■ Given request
Write the entries out again exactly as they stand, but without the pictures.

[start Data shown]

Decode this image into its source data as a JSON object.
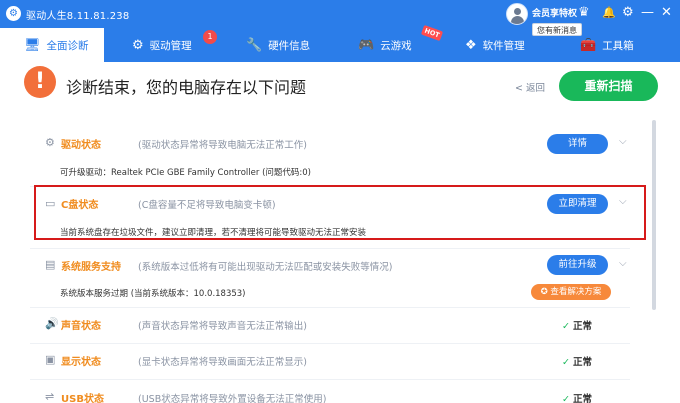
{
  "app": {
    "logo_glyph": "⚙",
    "title": "驱动人生8.11.81.238"
  },
  "titlebar": {
    "member_text": "会员享特权",
    "message_tip": "您有新消息",
    "icons": [
      {
        "name": "crown-icon",
        "glyph": "♛"
      },
      {
        "name": "bell-icon",
        "glyph": "🔔"
      },
      {
        "name": "gear-icon",
        "glyph": "⚙"
      },
      {
        "name": "minimize-icon",
        "glyph": "—"
      },
      {
        "name": "close-icon",
        "glyph": "✕"
      }
    ]
  },
  "nav": {
    "items": [
      {
        "label": "全面诊断",
        "icon": "monitor-icon",
        "glyph": "🖥",
        "active": true
      },
      {
        "label": "驱动管理",
        "icon": "gear-icon",
        "glyph": "⚙",
        "badge": "1"
      },
      {
        "label": "硬件信息",
        "icon": "wrench-icon",
        "glyph": "🔧"
      },
      {
        "label": "云游戏",
        "icon": "gamepad-icon",
        "glyph": "🎮",
        "tag": "HOT"
      },
      {
        "label": "软件管理",
        "icon": "apps-icon",
        "glyph": "❖"
      },
      {
        "label": "工具箱",
        "icon": "toolbox-icon",
        "glyph": "🧰"
      }
    ]
  },
  "header": {
    "warn_glyph": "!",
    "title": "诊断结束，您的电脑存在以下问题",
    "back_label": "< 返回",
    "rescan_label": "重新扫描"
  },
  "rows": [
    {
      "title": "驱动状态",
      "glyph": "⚙",
      "desc": "(驱动状态异常将导致电脑无法正常工作)",
      "sub": "可升级驱动：Realtek PCIe GBE Family Controller (问题代码:0)",
      "action": "详情",
      "chevron": "⌵",
      "color": "#f08c1f"
    },
    {
      "title": "C盘状态",
      "glyph": "▭",
      "desc": "(C盘容量不足将导致电脑变卡顿)",
      "sub": "当前系统盘存在垃圾文件，建议立即清理，若不清理将可能导致驱动无法正常安装",
      "action": "立即清理",
      "chevron": "⌵",
      "color": "#f08c1f"
    },
    {
      "title": "系统服务支持",
      "glyph": "▤",
      "desc": "(系统版本过低将有可能出现驱动无法匹配或安装失败等情况)",
      "sub": "系统版本服务过期 (当前系统版本：10.0.18353)",
      "action": "前往升级",
      "chevron": "⌵",
      "color": "#f08c1f",
      "solution_label": "✪ 查看解决方案"
    },
    {
      "title": "声音状态",
      "glyph": "🔊",
      "desc": "(声音状态异常将导致声音无法正常输出)",
      "status": "正常",
      "color": "#f08c1f"
    },
    {
      "title": "显示状态",
      "glyph": "▣",
      "desc": "(显卡状态异常将导致画面无法正常显示)",
      "status": "正常",
      "color": "#f08c1f"
    },
    {
      "title": "USB状态",
      "glyph": "⇌",
      "desc": "(USB状态异常将导致外置设备无法正常使用)",
      "status": "正常",
      "color": "#f08c1f"
    }
  ],
  "check_glyph": "✓"
}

[end Data shown]

■ Response below
Decode this image into its source data as a JSON object.
{
  "app": {
    "logo_glyph": "⚙",
    "title": "驱动人生8.11.81.238"
  },
  "titlebar": {
    "member_text": "会员享特权",
    "message_tip": "您有新消息",
    "icons": [
      {
        "name": "crown-icon",
        "glyph": "♛"
      },
      {
        "name": "bell-icon",
        "glyph": "🔔"
      },
      {
        "name": "gear-icon",
        "glyph": "⚙"
      },
      {
        "name": "minimize-icon",
        "glyph": "—"
      },
      {
        "name": "close-icon",
        "glyph": "✕"
      }
    ]
  },
  "nav": {
    "items": [
      {
        "label": "全面诊断",
        "icon": "monitor-icon",
        "glyph": "🖥",
        "active": true
      },
      {
        "label": "驱动管理",
        "icon": "gear-icon",
        "glyph": "⚙",
        "badge": "1"
      },
      {
        "label": "硬件信息",
        "icon": "wrench-icon",
        "glyph": "🔧"
      },
      {
        "label": "云游戏",
        "icon": "gamepad-icon",
        "glyph": "🎮",
        "tag": "HOT"
      },
      {
        "label": "软件管理",
        "icon": "apps-icon",
        "glyph": "❖"
      },
      {
        "label": "工具箱",
        "icon": "toolbox-icon",
        "glyph": "🧰"
      }
    ]
  },
  "header": {
    "warn_glyph": "!",
    "title": "诊断结束，您的电脑存在以下问题",
    "back_label": "< 返回",
    "rescan_label": "重新扫描"
  },
  "rows": [
    {
      "title": "驱动状态",
      "glyph": "⚙",
      "desc": "(驱动状态异常将导致电脑无法正常工作)",
      "sub": "可升级驱动：Realtek PCIe GBE Family Controller (问题代码:0)",
      "action": "详情",
      "chevron": "⌵",
      "color": "#f08c1f"
    },
    {
      "title": "C盘状态",
      "glyph": "▭",
      "desc": "(C盘容量不足将导致电脑变卡顿)",
      "sub": "当前系统盘存在垃圾文件，建议立即清理，若不清理将可能导致驱动无法正常安装",
      "action": "立即清理",
      "chevron": "⌵",
      "color": "#f08c1f"
    },
    {
      "title": "系统服务支持",
      "glyph": "▤",
      "desc": "(系统版本过低将有可能出现驱动无法匹配或安装失败等情况)",
      "sub": "系统版本服务过期 (当前系统版本：10.0.18353)",
      "action": "前往升级",
      "chevron": "⌵",
      "color": "#f08c1f",
      "solution_label": "✪ 查看解决方案"
    },
    {
      "title": "声音状态",
      "glyph": "🔊",
      "desc": "(声音状态异常将导致声音无法正常输出)",
      "status": "正常",
      "color": "#f08c1f"
    },
    {
      "title": "显示状态",
      "glyph": "▣",
      "desc": "(显卡状态异常将导致画面无法正常显示)",
      "status": "正常",
      "color": "#f08c1f"
    },
    {
      "title": "USB状态",
      "glyph": "⇌",
      "desc": "(USB状态异常将导致外置设备无法正常使用)",
      "status": "正常",
      "color": "#f08c1f"
    }
  ],
  "check_glyph": "✓"
}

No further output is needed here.